Short task – Search the data for the word "Instagram" and copy every line that contains it.

Dataset entries –
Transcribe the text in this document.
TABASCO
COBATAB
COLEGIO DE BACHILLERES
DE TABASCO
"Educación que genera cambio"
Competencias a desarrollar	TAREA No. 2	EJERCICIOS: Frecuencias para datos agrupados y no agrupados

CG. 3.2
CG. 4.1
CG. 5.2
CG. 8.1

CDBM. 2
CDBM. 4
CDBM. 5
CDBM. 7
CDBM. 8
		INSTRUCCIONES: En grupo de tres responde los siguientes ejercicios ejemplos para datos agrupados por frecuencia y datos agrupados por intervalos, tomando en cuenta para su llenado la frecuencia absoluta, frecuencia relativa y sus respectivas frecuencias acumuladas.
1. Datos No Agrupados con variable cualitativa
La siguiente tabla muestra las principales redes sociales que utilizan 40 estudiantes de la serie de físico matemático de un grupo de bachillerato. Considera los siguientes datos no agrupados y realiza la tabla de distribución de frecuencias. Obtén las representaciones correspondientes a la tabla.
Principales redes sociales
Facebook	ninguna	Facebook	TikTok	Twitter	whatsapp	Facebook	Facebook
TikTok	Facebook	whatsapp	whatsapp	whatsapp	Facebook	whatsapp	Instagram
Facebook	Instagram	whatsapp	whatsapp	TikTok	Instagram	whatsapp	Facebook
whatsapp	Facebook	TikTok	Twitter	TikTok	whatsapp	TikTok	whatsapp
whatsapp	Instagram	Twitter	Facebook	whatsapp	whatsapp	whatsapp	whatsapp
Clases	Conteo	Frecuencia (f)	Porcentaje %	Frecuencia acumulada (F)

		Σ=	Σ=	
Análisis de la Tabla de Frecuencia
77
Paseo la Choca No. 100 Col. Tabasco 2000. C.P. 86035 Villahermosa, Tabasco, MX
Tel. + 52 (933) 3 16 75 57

--

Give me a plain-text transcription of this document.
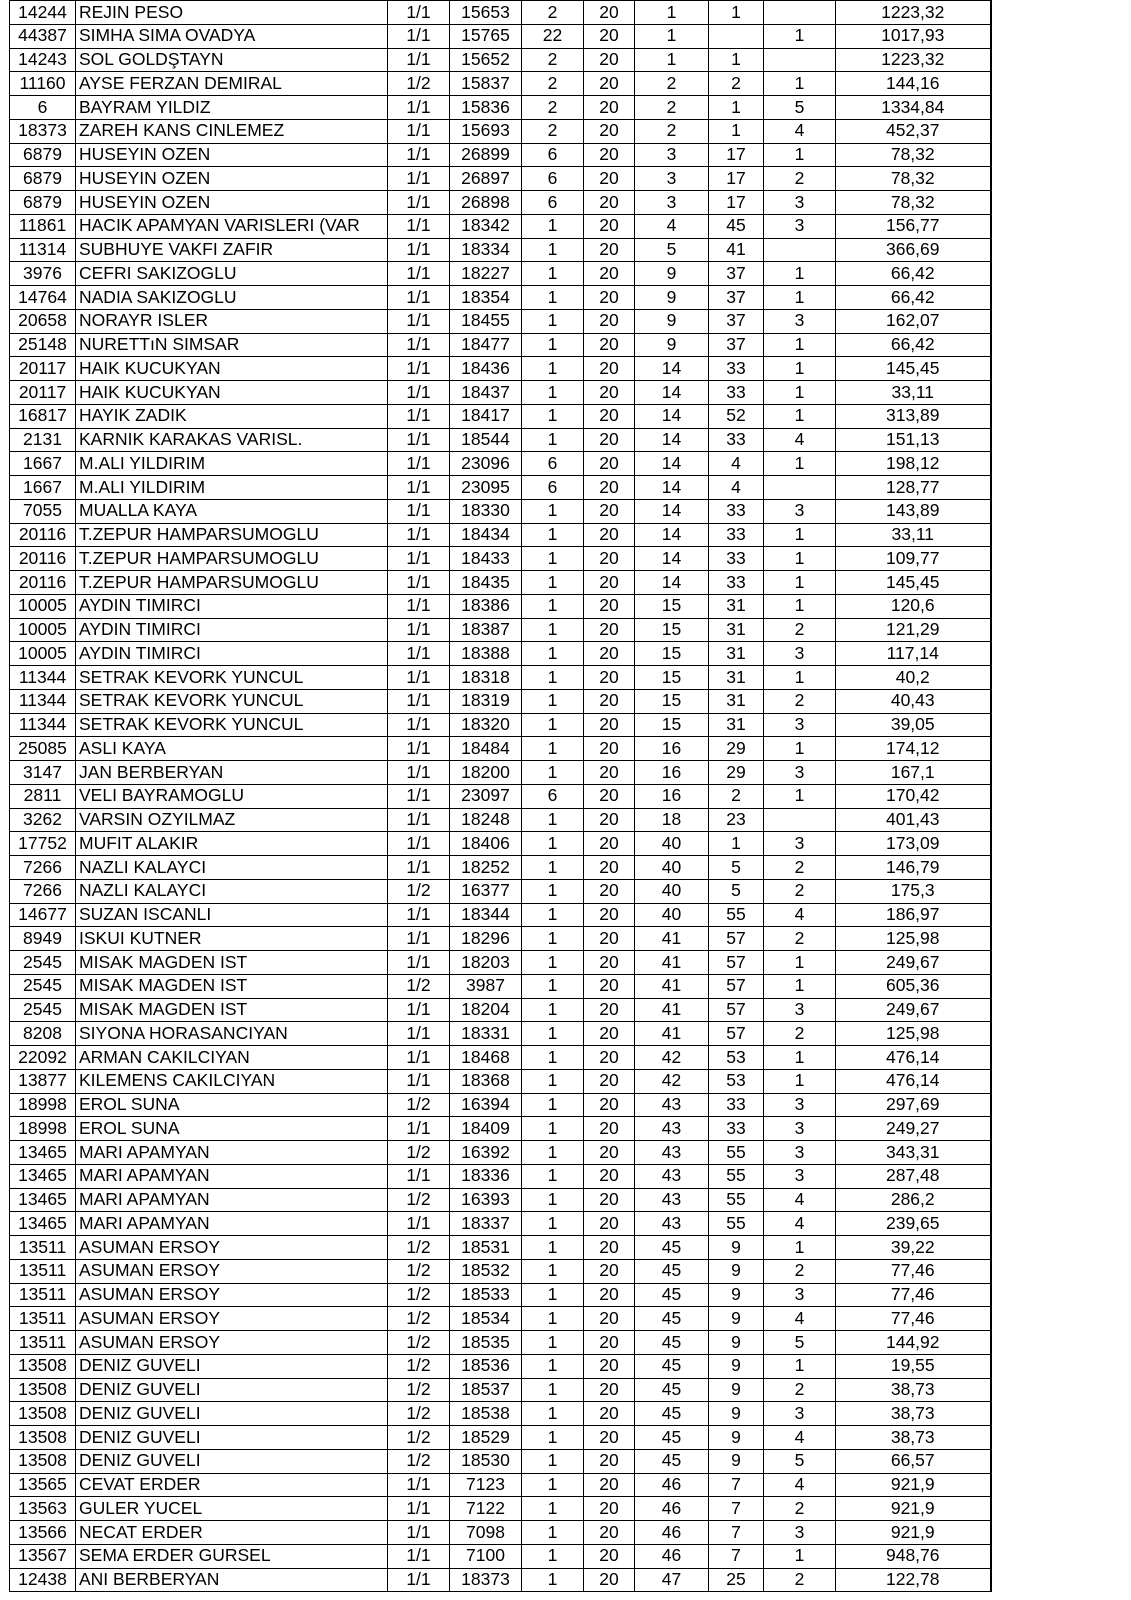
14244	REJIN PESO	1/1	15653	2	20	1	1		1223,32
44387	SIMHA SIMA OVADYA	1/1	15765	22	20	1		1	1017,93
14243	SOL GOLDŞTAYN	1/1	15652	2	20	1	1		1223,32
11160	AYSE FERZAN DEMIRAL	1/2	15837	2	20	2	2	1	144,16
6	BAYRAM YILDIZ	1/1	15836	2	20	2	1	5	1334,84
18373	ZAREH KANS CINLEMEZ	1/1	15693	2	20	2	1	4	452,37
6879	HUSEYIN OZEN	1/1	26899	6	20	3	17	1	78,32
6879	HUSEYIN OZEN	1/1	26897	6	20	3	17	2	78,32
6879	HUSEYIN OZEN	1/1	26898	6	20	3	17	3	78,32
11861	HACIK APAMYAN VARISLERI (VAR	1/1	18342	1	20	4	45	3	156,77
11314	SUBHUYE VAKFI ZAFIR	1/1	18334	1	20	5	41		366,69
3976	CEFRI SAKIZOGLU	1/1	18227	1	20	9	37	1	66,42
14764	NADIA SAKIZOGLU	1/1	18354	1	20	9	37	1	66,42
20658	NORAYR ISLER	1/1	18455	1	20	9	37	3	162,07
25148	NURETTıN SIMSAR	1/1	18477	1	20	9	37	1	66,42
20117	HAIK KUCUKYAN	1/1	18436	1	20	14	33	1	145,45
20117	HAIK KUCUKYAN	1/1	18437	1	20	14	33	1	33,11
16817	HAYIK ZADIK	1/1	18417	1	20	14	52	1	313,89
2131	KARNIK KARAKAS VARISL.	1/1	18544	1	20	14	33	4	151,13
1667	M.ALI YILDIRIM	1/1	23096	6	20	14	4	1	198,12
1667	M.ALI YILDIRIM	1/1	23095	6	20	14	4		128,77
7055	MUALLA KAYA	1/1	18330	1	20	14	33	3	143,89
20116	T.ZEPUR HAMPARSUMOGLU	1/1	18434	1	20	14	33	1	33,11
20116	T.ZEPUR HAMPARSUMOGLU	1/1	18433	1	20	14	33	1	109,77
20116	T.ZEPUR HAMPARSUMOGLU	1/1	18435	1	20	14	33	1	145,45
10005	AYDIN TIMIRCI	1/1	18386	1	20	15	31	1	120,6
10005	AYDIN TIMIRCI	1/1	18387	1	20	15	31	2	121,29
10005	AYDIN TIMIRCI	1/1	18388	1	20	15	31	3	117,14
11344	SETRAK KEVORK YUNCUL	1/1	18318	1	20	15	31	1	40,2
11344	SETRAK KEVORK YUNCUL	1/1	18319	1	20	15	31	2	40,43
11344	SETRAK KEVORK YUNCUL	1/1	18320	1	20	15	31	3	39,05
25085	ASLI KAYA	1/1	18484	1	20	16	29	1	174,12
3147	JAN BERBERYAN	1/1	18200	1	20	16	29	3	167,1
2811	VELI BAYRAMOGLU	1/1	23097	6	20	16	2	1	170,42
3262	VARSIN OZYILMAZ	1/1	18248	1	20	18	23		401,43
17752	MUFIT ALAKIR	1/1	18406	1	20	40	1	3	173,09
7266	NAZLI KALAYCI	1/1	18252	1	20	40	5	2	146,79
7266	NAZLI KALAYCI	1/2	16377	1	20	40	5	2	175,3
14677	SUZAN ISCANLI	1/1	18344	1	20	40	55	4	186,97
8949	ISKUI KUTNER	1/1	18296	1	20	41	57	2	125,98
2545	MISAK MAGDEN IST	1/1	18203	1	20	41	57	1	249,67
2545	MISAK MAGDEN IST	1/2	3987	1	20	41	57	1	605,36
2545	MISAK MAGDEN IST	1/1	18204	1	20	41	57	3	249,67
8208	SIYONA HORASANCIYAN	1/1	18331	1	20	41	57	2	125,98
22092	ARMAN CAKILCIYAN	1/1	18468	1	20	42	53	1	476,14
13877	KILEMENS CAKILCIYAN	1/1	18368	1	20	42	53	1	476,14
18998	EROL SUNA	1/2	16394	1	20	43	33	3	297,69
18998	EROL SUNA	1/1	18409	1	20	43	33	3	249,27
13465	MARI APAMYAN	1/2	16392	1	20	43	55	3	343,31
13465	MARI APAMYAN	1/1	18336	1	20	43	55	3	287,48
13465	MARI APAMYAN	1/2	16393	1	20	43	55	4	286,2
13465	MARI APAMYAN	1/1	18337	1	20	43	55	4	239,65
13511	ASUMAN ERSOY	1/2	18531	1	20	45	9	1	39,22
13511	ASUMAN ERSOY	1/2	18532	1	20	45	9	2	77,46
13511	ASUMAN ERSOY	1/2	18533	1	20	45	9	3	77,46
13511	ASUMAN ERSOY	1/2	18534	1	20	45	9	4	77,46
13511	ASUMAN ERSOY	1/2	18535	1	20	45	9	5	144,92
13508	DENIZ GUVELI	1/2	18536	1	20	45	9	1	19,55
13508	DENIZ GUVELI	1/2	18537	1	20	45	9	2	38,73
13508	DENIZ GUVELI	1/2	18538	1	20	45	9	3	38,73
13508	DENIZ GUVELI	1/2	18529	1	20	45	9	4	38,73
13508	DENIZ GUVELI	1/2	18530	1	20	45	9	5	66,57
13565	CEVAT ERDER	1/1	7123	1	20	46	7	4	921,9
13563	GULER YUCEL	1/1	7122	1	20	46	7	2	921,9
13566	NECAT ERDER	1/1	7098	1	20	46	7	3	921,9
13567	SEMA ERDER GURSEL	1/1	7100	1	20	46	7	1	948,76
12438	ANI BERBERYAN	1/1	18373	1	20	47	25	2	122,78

--

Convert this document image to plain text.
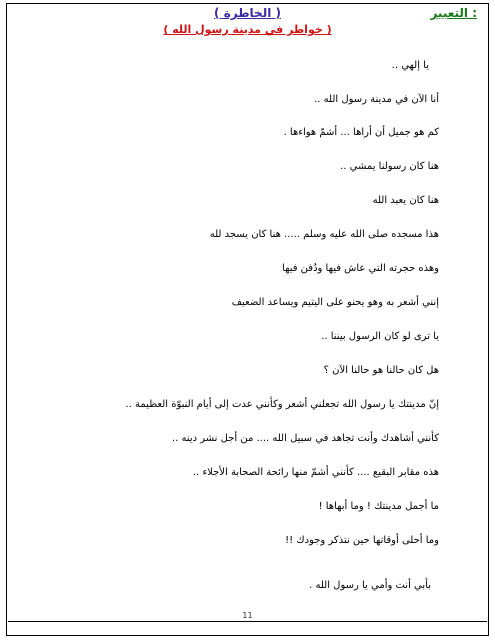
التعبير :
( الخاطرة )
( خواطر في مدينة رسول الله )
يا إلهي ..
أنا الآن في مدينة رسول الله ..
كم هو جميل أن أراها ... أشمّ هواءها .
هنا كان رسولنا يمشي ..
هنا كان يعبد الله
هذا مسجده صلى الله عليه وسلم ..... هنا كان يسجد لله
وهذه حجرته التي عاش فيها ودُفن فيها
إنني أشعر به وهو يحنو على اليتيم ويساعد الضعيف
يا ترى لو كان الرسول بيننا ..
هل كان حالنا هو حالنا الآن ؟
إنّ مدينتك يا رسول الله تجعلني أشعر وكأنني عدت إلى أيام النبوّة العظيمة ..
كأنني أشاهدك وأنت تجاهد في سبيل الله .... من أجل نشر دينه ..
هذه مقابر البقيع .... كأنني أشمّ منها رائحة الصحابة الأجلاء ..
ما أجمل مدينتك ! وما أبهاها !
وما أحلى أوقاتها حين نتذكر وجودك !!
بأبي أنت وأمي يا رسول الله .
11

Solution to this problem –
TikTok	Facebook	whatsapp	whatsapp	whatsapp	Facebook	whatsapp	Instagram
Facebook	Instagram	whatsapp	whatsapp	TikTok	Instagram	whatsapp	Facebook
whatsapp	Instagram	Twitter	Facebook	whatsapp	whatsapp	whatsapp	whatsapp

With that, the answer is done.